EXERCISE INPUTS:
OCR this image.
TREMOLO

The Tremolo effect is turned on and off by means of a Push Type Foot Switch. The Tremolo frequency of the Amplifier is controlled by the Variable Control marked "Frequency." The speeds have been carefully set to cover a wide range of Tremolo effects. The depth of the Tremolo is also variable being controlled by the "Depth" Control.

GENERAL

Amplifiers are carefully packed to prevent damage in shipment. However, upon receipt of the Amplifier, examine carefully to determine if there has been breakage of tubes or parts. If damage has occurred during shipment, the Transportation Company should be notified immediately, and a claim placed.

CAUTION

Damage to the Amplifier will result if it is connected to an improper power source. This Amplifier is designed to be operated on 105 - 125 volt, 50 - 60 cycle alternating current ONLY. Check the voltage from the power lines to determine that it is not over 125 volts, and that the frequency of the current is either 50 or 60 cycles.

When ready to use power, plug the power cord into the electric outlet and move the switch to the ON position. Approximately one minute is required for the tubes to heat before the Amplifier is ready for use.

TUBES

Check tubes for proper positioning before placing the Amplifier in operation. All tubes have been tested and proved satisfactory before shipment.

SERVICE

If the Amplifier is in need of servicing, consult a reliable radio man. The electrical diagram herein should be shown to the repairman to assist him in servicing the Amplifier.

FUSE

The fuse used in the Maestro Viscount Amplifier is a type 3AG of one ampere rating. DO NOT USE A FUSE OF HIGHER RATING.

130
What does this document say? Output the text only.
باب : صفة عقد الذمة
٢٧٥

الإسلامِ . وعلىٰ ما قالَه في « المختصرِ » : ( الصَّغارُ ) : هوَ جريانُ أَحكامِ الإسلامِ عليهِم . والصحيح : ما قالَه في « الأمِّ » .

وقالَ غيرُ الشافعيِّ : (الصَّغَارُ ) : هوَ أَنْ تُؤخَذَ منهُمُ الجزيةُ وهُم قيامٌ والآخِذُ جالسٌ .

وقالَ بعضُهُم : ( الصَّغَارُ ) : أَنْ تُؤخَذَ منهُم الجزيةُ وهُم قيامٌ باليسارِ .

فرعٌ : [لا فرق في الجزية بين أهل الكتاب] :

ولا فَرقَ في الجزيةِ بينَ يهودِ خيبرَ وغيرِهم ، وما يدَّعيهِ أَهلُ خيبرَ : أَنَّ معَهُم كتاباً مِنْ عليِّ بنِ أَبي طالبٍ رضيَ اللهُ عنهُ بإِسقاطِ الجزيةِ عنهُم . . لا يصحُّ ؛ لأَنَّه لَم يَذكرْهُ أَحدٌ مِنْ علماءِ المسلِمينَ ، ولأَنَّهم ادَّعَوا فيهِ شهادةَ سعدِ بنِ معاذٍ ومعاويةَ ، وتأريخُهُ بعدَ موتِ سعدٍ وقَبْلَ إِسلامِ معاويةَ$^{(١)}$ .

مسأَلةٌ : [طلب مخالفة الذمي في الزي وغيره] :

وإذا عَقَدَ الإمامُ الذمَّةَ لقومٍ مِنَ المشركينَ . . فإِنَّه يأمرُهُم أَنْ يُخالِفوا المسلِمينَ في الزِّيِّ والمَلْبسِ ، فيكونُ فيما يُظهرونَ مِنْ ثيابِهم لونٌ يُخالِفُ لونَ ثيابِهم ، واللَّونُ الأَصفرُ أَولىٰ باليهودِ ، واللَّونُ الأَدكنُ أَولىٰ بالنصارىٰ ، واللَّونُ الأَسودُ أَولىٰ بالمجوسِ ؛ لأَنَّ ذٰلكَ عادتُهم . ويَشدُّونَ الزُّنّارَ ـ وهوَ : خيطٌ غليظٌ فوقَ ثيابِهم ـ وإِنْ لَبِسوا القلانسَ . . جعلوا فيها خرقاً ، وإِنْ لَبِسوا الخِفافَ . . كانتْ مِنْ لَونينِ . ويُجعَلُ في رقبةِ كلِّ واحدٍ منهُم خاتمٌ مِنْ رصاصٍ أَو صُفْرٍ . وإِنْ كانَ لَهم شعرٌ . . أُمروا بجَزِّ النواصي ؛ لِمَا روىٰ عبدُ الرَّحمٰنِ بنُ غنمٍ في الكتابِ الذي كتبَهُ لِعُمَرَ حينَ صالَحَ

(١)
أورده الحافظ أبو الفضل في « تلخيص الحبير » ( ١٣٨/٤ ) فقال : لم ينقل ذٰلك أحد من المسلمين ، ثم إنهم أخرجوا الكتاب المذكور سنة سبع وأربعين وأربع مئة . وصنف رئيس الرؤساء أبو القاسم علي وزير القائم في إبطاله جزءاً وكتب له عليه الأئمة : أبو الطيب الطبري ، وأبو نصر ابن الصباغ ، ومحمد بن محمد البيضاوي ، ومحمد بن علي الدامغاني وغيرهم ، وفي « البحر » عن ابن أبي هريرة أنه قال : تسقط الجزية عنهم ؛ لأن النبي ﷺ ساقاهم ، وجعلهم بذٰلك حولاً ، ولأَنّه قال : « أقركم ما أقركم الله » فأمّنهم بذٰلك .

THE PROBLEM: Extract all lines as given.

CORRECT OUTPUT:
OCR this image.
TREMOLO

The Tremolo effect is turned on and off by means of a Push Type Foot Switch. The Tremolo frequency of the Amplifier is controlled by the Variable Control marked "Frequency." The speeds have been carefully set to cover a wide range of Tremolo effects. The depth of the Tremolo is also variable being controlled by the "Depth" Control.

GENERAL

Amplifiers are carefully packed to prevent damage in shipment. However, upon receipt of the Amplifier, examine carefully to determine if there has been breakage of tubes or parts. If damage has occurred during shipment, the Transportation Company should be notified immediately, and a claim placed.

CAUTION

Damage to the Amplifier will result if it is connected to an improper power source. This Amplifier is designed to be operated on 105 - 125 volt, 50 - 60 cycle alternating current ONLY. Check the voltage from the power lines to determine that it is not over 125 volts, and that the frequency of the current is either 50 or 60 cycles.

When ready to use power, plug the power cord into the electric outlet and move the switch to the ON position. Approximately one minute is required for the tubes to heat before the Amplifier is ready for use.

TUBES

Check tubes for proper positioning before placing the Amplifier in operation. All tubes have been tested and proved satisfactory before shipment.

SERVICE

If the Amplifier is in need of servicing, consult a reliable radio man. The electrical diagram herein should be shown to the repairman to assist him in servicing the Amplifier.

FUSE

The fuse used in the Maestro Viscount Amplifier is a type 3AG of one ampere rating. DO NOT USE A FUSE OF HIGHER RATING.

130
What does this document say? Output the text only.
باب : صفة عقد الذمة
٢٧٥

الإسلامِ . وعلىٰ ما قالَه في « المختصرِ » : ( الصَّغارُ ) : هوَ جريانُ أَحكامِ الإسلامِ عليهِم . والصحيح : ما قالَه في « الأمِّ » .

وقالَ غيرُ الشافعيِّ : (الصَّغَارُ ) : هوَ أَنْ تُؤخَذَ منهُمُ الجزيةُ وهُم قيامٌ والآخِذُ جالسٌ .

وقالَ بعضُهُم : ( الصَّغَارُ ) : أَنْ تُؤخَذَ منهُم الجزيةُ وهُم قيامٌ باليسارِ .

فرعٌ : [لا فرق في الجزية بين أهل الكتاب] :

ولا فَرقَ في الجزيةِ بينَ يهودِ خيبرَ وغيرِهم ، وما يدَّعيهِ أَهلُ خيبرَ : أَنَّ معَهُم كتاباً مِنْ عليِّ بنِ أَبي طالبٍ رضيَ اللهُ عنهُ بإِسقاطِ الجزيةِ عنهُم . . لا يصحُّ ؛ لأَنَّه لَم يَذكرْهُ أَحدٌ مِنْ علماءِ المسلِمينَ ، ولأَنَّهم ادَّعَوا فيهِ شهادةَ سعدِ بنِ معاذٍ ومعاويةَ ، وتأريخُهُ بعدَ موتِ سعدٍ وقَبْلَ إِسلامِ معاويةَ$^{(١)}$ .

مسأَلةٌ : [طلب مخالفة الذمي في الزي وغيره] :

وإذا عَقَدَ الإمامُ الذمَّةَ لقومٍ مِنَ المشركينَ . . فإِنَّه يأمرُهُم أَنْ يُخالِفوا المسلِمينَ في الزِّيِّ والمَلْبسِ ، فيكونُ فيما يُظهرونَ مِنْ ثيابِهم لونٌ يُخالِفُ لونَ ثيابِهم ، واللَّونُ الأَصفرُ أَولىٰ باليهودِ ، واللَّونُ الأَدكنُ أَولىٰ بالنصارىٰ ، واللَّونُ الأَسودُ أَولىٰ بالمجوسِ ؛ لأَنَّ ذٰلكَ عادتُهم . ويَشدُّونَ الزُّنّارَ ـ وهوَ : خيطٌ غليظٌ فوقَ ثيابِهم ـ وإِنْ لَبِسوا القلانسَ . . جعلوا فيها خرقاً ، وإِنْ لَبِسوا الخِفافَ . . كانتْ مِنْ لَونينِ . ويُجعَلُ في رقبةِ كلِّ واحدٍ منهُم خاتمٌ مِنْ رصاصٍ أَو صُفْرٍ . وإِنْ كانَ لَهم شعرٌ . . أُمروا بجَزِّ النواصي ؛ لِمَا روىٰ عبدُ الرَّحمٰنِ بنُ غنمٍ في الكتابِ الذي كتبَهُ لِعُمَرَ حينَ صالَحَ

(١)
أورده الحافظ أبو الفضل في « تلخيص الحبير » ( ١٣٨/٤ ) فقال : لم ينقل ذٰلك أحد من المسلمين ، ثم إنهم أخرجوا الكتاب المذكور سنة سبع وأربعين وأربع مئة . وصنف رئيس الرؤساء أبو القاسم علي وزير القائم في إبطاله جزءاً وكتب له عليه الأئمة : أبو الطيب الطبري ، وأبو نصر ابن الصباغ ، ومحمد بن محمد البيضاوي ، ومحمد بن علي الدامغاني وغيرهم ، وفي « البحر » عن ابن أبي هريرة أنه قال : تسقط الجزية عنهم ؛ لأن النبي ﷺ ساقاهم ، وجعلهم بذٰلك حولاً ، ولأَنّه قال : « أقركم ما أقركم الله » فأمّنهم بذٰلك .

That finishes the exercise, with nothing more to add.